WHAT THE TASK ASKS — Write out each line of the material again, word for word.

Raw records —

= = = = =

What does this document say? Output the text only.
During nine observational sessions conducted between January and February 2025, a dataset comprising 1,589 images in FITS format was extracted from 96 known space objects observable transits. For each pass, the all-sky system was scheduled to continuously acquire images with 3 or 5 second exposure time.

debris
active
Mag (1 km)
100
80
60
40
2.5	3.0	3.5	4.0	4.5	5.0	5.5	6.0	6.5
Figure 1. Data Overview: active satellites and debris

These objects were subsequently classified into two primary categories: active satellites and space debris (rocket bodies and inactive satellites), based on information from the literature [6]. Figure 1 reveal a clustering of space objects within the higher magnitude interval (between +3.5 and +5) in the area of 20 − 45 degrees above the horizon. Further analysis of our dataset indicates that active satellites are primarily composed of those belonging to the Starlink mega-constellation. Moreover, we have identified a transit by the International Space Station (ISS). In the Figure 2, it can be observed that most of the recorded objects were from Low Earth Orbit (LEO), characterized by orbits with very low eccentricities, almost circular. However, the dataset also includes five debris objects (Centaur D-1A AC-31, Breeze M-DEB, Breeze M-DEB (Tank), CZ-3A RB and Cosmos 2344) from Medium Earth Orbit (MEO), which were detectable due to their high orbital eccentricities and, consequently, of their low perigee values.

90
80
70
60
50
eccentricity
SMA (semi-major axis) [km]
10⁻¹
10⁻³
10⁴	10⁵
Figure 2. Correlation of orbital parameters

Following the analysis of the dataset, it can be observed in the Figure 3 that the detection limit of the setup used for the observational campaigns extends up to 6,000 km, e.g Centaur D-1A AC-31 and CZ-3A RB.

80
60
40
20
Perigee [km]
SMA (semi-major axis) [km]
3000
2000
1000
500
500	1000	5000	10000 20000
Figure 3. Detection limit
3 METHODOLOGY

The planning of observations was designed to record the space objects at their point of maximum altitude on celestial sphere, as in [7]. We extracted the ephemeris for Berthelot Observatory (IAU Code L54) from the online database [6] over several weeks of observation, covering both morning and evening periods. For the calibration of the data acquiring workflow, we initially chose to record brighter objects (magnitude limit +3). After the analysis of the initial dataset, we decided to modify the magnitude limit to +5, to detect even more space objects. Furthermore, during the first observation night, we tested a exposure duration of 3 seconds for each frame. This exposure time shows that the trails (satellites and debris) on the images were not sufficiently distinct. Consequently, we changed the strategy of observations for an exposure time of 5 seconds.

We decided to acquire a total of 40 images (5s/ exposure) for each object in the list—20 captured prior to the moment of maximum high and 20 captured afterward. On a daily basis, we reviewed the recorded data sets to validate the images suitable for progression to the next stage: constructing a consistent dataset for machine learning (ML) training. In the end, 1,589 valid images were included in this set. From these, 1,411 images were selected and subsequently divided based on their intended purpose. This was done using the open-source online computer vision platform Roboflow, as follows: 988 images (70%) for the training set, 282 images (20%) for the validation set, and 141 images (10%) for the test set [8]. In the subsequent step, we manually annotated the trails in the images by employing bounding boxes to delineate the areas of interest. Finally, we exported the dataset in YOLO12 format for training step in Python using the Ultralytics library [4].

= = = = =

RESPONSE BELOW —
What does this document say? Output the text only.
During nine observational sessions conducted between January and February 2025, a dataset comprising 1,589 images in FITS format was extracted from 96 known space objects observable transits. For each pass, the all-sky system was scheduled to continuously acquire images with 3 or 5 second exposure time.

debris
active
Mag (1 km)
100
80
60
40
2.5	3.0	3.5	4.0	4.5	5.0	5.5	6.0	6.5
Figure 1. Data Overview: active satellites and debris

These objects were subsequently classified into two primary categories: active satellites and space debris (rocket bodies and inactive satellites), based on information from the literature [6]. Figure 1 reveal a clustering of space objects within the higher magnitude interval (between +3.5 and +5) in the area of 20 − 45 degrees above the horizon. Further analysis of our dataset indicates that active satellites are primarily composed of those belonging to the Starlink mega-constellation. Moreover, we have identified a transit by the International Space Station (ISS). In the Figure 2, it can be observed that most of the recorded objects were from Low Earth Orbit (LEO), characterized by orbits with very low eccentricities, almost circular. However, the dataset also includes five debris objects (Centaur D-1A AC-31, Breeze M-DEB, Breeze M-DEB (Tank), CZ-3A RB and Cosmos 2344) from Medium Earth Orbit (MEO), which were detectable due to their high orbital eccentricities and, consequently, of their low perigee values.

90
80
70
60
50
eccentricity
SMA (semi-major axis) [km]
10⁻¹
10⁻³
10⁴	10⁵
Figure 2. Correlation of orbital parameters

Following the analysis of the dataset, it can be observed in the Figure 3 that the detection limit of the setup used for the observational campaigns extends up to 6,000 km, e.g Centaur D-1A AC-31 and CZ-3A RB.

80
60
40
20
Perigee [km]
SMA (semi-major axis) [km]
3000
2000
1000
500
500	1000	5000	10000 20000
Figure 3. Detection limit
3 METHODOLOGY

The planning of observations was designed to record the space objects at their point of maximum altitude on celestial sphere, as in [7]. We extracted the ephemeris for Berthelot Observatory (IAU Code L54) from the online database [6] over several weeks of observation, covering both morning and evening periods. For the calibration of the data acquiring workflow, we initially chose to record brighter objects (magnitude limit +3). After the analysis of the initial dataset, we decided to modify the magnitude limit to +5, to detect even more space objects. Furthermore, during the first observation night, we tested a exposure duration of 3 seconds for each frame. This exposure time shows that the trails (satellites and debris) on the images were not sufficiently distinct. Consequently, we changed the strategy of observations for an exposure time of 5 seconds.

We decided to acquire a total of 40 images (5s/ exposure) for each object in the list—20 captured prior to the moment of maximum high and 20 captured afterward. On a daily basis, we reviewed the recorded data sets to validate the images suitable for progression to the next stage: constructing a consistent dataset for machine learning (ML) training. In the end, 1,589 valid images were included in this set. From these, 1,411 images were selected and subsequently divided based on their intended purpose. This was done using the open-source online computer vision platform Roboflow, as follows: 988 images (70%) for the training set, 282 images (20%) for the validation set, and 141 images (10%) for the test set [8]. In the subsequent step, we manually annotated the trails in the images by employing bounding boxes to delineate the areas of interest. Finally, we exported the dataset in YOLO12 format for training step in Python using the Ultralytics library [4].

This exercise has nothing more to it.